_Directions_:
List every line below containing "this".
* BEGIN *
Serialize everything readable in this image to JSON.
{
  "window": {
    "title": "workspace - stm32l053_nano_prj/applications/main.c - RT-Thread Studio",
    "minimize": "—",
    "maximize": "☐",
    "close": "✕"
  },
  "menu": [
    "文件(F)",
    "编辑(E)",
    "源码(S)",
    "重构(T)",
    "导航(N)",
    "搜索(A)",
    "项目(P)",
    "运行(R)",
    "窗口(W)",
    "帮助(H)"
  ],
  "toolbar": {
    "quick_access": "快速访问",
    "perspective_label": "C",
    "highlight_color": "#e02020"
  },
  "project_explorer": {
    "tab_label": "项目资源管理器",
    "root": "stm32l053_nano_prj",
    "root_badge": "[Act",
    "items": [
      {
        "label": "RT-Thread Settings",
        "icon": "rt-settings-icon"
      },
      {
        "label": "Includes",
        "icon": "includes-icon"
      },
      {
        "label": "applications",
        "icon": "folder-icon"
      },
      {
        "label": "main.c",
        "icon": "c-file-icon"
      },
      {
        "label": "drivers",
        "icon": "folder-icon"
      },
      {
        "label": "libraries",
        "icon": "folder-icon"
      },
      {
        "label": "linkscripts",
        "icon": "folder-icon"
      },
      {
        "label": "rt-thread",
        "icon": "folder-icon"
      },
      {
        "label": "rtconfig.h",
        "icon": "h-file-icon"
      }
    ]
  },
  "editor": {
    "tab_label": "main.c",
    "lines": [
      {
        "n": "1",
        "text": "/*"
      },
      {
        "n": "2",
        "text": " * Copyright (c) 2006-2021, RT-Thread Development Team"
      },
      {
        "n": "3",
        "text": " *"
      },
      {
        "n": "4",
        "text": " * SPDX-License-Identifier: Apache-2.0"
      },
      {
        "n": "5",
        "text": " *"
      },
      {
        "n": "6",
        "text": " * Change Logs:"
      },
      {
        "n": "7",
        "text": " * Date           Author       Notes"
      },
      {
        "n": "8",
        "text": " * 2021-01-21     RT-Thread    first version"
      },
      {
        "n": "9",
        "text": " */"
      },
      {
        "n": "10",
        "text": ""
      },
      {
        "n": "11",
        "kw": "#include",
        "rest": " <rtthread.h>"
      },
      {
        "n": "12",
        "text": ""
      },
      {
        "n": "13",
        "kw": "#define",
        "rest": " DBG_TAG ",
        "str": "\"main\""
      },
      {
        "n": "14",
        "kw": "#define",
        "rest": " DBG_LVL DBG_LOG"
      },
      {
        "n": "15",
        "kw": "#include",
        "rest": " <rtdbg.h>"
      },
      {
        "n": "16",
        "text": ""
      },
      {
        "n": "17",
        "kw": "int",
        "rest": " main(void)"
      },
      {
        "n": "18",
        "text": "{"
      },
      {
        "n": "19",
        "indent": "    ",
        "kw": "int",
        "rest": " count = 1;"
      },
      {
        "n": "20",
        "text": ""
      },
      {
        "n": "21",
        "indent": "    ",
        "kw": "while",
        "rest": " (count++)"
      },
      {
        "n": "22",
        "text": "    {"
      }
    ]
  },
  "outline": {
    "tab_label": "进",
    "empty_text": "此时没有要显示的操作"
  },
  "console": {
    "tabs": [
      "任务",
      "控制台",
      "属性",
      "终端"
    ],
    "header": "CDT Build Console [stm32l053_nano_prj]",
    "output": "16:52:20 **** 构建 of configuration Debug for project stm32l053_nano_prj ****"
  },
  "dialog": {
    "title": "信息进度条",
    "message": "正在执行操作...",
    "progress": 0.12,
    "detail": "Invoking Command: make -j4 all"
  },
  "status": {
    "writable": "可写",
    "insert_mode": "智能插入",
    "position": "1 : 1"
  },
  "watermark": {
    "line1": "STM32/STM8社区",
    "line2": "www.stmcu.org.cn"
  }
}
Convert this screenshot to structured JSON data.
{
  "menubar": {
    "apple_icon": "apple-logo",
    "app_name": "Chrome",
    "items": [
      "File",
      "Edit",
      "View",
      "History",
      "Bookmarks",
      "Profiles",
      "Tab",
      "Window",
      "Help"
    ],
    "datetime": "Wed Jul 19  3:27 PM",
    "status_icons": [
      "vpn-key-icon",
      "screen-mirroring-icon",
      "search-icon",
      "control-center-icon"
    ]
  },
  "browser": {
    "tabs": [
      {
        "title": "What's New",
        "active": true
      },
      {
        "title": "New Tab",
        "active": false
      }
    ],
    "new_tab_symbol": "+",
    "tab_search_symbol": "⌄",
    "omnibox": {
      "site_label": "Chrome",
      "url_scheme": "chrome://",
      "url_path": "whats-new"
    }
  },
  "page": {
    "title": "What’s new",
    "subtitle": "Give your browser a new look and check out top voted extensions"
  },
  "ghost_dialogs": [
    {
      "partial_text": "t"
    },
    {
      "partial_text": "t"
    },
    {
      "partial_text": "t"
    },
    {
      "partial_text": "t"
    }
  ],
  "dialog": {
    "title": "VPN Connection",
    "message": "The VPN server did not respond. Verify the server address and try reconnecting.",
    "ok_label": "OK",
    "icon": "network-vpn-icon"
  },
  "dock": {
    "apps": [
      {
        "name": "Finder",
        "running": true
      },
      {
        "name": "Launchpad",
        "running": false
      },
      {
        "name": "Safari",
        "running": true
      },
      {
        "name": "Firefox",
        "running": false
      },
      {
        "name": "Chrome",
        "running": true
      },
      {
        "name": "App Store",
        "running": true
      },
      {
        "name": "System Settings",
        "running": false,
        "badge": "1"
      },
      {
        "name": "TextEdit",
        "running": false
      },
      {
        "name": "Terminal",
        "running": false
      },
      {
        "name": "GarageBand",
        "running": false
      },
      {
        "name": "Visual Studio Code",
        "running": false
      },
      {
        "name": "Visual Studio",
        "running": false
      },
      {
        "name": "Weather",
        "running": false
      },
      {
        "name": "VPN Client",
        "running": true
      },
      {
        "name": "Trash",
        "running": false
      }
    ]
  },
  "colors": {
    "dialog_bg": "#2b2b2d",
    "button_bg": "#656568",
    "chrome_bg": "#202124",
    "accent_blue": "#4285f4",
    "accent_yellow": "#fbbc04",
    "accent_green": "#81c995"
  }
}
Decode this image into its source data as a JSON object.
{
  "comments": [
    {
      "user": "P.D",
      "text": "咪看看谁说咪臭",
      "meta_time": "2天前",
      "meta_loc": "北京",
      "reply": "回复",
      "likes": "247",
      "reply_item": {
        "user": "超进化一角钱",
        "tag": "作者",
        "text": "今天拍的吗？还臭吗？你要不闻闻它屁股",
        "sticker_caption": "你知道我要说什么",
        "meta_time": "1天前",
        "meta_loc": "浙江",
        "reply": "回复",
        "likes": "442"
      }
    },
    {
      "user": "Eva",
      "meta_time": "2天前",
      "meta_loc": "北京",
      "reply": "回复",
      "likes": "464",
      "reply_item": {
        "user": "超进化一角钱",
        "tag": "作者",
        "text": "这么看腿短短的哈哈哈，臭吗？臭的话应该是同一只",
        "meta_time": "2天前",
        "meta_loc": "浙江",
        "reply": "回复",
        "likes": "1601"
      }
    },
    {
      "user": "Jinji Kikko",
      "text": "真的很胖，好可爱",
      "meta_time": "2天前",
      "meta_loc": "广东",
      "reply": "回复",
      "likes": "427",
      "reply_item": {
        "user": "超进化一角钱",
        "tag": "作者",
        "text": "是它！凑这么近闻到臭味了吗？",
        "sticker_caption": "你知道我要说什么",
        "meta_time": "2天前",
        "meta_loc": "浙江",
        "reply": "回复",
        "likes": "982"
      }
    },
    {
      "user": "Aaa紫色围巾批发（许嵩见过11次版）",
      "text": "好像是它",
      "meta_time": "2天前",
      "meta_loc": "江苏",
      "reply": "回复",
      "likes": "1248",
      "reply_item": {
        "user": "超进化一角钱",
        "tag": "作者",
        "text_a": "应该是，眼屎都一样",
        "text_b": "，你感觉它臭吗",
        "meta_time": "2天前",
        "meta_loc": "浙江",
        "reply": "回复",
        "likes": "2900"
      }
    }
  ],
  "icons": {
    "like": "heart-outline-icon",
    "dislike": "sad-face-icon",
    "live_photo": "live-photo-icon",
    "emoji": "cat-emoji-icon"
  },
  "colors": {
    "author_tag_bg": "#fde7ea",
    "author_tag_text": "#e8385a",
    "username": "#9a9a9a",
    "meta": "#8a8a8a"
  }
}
* END *
_Answer below_:
Serialize everything readable in this image to JSON.
Convert this screenshot to structured JSON data.
Decode this image into its source data as a JSON object.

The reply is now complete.